= WRITTEN TASK =
Could you format the stretch of the records from the very first line through the line containing "heatmap-cell [419, 1155, 444, 1180]" as a Markdown table with the columns Row and Record line, giving each line its own row number and leaving out any blank lines?
==============================
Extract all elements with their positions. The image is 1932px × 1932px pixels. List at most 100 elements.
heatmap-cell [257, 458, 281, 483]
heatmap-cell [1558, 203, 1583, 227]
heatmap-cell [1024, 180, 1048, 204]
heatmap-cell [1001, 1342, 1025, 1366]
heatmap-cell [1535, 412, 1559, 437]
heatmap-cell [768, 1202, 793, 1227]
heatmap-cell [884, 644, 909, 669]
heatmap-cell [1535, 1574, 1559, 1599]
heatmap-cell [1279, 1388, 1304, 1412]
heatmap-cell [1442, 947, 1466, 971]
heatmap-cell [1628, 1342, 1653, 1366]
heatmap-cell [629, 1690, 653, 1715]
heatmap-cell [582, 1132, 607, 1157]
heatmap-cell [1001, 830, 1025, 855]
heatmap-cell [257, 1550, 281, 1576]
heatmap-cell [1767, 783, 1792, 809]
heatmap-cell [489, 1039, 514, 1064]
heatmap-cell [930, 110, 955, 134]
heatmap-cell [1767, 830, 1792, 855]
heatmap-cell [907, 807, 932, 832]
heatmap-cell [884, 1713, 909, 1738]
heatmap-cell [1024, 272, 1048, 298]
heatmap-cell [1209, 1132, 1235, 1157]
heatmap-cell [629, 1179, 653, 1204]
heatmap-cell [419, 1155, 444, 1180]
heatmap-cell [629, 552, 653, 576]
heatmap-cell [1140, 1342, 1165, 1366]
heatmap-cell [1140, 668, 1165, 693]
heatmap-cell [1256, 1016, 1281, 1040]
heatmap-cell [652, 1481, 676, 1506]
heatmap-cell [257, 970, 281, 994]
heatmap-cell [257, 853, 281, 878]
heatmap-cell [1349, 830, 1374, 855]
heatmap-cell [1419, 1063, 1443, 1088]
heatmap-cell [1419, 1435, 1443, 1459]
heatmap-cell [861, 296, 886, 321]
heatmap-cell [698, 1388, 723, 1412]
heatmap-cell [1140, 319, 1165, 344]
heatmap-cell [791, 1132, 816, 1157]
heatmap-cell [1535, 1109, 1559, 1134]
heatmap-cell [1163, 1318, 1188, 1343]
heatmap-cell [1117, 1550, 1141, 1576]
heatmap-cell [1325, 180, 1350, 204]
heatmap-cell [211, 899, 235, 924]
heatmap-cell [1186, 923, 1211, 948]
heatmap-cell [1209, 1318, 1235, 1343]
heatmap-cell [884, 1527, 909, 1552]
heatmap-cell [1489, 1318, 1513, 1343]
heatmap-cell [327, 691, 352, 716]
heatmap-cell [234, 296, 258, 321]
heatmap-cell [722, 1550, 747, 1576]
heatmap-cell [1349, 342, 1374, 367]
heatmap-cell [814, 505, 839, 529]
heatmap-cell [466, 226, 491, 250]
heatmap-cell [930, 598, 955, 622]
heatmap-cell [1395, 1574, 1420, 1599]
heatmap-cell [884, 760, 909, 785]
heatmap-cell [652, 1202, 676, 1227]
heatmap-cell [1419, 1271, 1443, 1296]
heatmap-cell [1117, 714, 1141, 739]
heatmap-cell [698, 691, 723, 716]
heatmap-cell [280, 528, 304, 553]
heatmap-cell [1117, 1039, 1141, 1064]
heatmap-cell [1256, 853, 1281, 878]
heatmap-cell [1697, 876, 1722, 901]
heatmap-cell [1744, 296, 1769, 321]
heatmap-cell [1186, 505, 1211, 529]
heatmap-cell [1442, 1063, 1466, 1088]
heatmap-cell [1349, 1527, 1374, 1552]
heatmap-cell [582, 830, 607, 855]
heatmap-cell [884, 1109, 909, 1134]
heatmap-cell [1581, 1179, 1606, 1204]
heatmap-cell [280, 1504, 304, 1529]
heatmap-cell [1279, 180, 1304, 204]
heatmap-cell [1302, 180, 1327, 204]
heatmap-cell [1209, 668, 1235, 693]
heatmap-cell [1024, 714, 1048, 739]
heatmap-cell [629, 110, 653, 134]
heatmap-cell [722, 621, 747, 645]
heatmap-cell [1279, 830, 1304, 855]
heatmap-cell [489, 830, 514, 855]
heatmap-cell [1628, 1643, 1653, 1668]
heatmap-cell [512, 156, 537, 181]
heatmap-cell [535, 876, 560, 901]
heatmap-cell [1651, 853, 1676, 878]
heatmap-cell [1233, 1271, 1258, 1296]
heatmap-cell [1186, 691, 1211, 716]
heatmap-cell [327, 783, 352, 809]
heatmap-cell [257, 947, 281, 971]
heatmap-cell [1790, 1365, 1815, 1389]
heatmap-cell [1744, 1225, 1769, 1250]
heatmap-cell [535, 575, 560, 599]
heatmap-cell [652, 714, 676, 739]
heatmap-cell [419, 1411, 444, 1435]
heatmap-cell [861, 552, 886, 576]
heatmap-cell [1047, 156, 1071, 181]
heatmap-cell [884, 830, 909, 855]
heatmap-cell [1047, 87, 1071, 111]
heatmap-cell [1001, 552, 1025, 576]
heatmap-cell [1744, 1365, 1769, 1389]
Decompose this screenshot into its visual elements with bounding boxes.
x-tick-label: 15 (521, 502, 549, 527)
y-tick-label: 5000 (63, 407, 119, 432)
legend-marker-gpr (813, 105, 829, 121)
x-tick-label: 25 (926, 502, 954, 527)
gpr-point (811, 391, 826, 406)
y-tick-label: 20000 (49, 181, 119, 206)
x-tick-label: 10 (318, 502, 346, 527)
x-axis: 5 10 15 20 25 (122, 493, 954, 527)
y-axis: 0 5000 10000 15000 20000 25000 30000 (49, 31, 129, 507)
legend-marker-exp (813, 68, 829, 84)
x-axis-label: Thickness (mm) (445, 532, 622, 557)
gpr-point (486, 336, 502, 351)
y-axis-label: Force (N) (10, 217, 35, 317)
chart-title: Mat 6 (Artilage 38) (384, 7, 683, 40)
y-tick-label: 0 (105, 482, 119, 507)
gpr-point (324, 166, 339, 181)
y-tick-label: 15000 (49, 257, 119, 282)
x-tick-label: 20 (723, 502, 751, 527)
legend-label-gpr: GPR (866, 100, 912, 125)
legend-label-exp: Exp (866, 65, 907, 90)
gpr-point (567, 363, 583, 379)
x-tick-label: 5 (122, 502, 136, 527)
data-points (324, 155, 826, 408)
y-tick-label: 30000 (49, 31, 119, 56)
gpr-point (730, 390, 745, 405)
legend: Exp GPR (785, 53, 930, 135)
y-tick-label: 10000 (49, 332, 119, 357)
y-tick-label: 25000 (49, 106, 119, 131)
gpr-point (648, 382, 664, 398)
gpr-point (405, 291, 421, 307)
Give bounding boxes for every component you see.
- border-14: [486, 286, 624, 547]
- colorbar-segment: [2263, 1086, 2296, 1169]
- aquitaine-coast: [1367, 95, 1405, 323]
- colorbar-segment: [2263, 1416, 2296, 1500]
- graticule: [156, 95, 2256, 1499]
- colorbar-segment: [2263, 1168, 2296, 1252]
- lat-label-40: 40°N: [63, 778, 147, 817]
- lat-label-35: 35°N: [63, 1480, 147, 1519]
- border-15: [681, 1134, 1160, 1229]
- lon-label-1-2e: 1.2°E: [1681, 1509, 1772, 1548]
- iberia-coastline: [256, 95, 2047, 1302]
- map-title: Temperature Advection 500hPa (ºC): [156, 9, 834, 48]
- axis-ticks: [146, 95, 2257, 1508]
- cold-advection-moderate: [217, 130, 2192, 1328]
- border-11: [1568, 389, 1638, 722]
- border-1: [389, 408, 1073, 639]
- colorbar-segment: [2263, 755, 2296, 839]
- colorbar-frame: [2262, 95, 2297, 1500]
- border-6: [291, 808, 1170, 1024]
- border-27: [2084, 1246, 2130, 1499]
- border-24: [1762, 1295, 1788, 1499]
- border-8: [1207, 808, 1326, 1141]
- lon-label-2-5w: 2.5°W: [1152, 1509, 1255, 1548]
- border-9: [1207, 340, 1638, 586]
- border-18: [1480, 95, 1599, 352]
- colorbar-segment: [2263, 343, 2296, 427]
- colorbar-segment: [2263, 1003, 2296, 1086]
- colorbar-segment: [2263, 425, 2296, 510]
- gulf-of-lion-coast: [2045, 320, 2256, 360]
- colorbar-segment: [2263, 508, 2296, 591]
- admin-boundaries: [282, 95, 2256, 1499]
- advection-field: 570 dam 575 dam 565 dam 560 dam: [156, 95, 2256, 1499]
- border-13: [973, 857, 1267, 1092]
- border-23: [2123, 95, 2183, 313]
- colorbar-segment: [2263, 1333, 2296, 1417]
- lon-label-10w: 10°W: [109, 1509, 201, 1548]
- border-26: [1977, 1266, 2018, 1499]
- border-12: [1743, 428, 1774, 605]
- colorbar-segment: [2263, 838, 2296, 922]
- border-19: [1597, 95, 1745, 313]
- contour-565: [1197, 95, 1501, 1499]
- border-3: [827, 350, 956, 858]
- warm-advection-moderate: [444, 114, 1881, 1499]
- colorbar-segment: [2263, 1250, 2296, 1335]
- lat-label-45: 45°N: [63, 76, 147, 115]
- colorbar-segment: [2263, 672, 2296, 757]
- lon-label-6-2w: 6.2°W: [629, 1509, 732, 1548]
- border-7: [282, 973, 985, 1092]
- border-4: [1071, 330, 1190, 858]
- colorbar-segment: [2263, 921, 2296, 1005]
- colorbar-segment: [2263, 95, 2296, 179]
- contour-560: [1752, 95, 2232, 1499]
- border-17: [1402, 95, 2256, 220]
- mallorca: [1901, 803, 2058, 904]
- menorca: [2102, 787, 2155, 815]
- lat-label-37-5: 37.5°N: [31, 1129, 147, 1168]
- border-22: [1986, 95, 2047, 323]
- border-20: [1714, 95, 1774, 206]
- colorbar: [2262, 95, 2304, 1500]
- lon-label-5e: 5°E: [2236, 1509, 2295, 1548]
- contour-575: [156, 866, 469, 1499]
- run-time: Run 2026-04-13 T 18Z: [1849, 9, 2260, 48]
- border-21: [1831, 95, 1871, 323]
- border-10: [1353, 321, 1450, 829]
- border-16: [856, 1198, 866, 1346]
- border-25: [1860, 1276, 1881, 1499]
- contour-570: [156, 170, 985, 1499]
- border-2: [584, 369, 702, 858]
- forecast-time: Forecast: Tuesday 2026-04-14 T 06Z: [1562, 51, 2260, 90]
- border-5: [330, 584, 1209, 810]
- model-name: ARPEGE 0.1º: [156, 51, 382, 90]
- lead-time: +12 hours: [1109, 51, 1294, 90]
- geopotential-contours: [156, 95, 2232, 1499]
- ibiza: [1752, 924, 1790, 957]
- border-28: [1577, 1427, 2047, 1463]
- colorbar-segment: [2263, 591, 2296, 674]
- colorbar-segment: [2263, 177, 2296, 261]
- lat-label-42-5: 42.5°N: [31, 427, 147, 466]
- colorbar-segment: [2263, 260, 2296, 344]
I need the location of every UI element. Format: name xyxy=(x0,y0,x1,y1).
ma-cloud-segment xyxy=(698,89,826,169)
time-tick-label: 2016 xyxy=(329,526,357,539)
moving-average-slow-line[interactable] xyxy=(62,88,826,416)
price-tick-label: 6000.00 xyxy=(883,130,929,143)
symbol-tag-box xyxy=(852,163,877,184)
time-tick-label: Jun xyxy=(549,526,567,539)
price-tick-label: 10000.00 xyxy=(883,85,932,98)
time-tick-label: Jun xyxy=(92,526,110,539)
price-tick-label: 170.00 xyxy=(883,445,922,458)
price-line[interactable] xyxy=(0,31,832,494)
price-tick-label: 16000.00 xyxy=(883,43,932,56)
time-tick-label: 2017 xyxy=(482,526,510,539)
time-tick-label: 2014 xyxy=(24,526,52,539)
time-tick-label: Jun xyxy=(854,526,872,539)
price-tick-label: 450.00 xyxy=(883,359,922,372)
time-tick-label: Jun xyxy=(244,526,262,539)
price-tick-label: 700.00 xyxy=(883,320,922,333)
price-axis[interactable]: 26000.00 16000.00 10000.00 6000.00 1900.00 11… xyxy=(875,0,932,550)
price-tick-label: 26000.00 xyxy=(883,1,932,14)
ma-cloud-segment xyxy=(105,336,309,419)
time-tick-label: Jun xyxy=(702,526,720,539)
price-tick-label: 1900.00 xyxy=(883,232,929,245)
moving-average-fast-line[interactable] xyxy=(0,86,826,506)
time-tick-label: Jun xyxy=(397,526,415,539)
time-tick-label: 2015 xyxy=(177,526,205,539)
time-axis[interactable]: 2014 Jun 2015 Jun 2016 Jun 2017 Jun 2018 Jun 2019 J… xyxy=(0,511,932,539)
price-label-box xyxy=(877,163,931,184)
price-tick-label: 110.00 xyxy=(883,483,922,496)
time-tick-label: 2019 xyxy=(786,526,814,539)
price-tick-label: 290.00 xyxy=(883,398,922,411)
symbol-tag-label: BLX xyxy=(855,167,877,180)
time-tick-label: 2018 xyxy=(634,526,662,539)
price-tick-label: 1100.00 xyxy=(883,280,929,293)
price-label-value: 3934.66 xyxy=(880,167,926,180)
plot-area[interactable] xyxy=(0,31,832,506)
==============================
= OUTPUT FOR THIS TASK =
| Row | Record line |
|---|---|
| 1 | Extract all elements with their positions. The image is 1932px × 1932px pixels. List at most 100 elements. |
| 2 | heatmap-cell [257, 458, 281, 483] |
| 3 | heatmap-cell [1558, 203, 1583, 227] |
| 4 | heatmap-cell [1024, 180, 1048, 204] |
| 5 | heatmap-cell [1001, 1342, 1025, 1366] |
| 6 | heatmap-cell [1535, 412, 1559, 437] |
| 7 | heatmap-cell [768, 1202, 793, 1227] |
| 8 | heatmap-cell [884, 644, 909, 669] |
| 9 | heatmap-cell [1535, 1574, 1559, 1599] |
| 10 | heatmap-cell [1279, 1388, 1304, 1412] |
| 11 | heatmap-cell [1442, 947, 1466, 971] |
| 12 | heatmap-cell [1628, 1342, 1653, 1366] |
| 13 | heatmap-cell [629, 1690, 653, 1715] |
| 14 | heatmap-cell [582, 1132, 607, 1157] |
| 15 | heatmap-cell [1001, 830, 1025, 855] |
| 16 | heatmap-cell [257, 1550, 281, 1576] |
| 17 | heatmap-cell [1767, 783, 1792, 809] |
| 18 | heatmap-cell [489, 1039, 514, 1064] |
| 19 | heatmap-cell [930, 110, 955, 134] |
| 20 | heatmap-cell [1767, 830, 1792, 855] |
| 21 | heatmap-cell [907, 807, 932, 832] |
| 22 | heatmap-cell [884, 1713, 909, 1738] |
| 23 | heatmap-cell [1024, 272, 1048, 298] |
| 24 | heatmap-cell [1209, 1132, 1235, 1157] |
| 25 | heatmap-cell [629, 1179, 653, 1204] |
| 26 | heatmap-cell [419, 1155, 444, 1180] |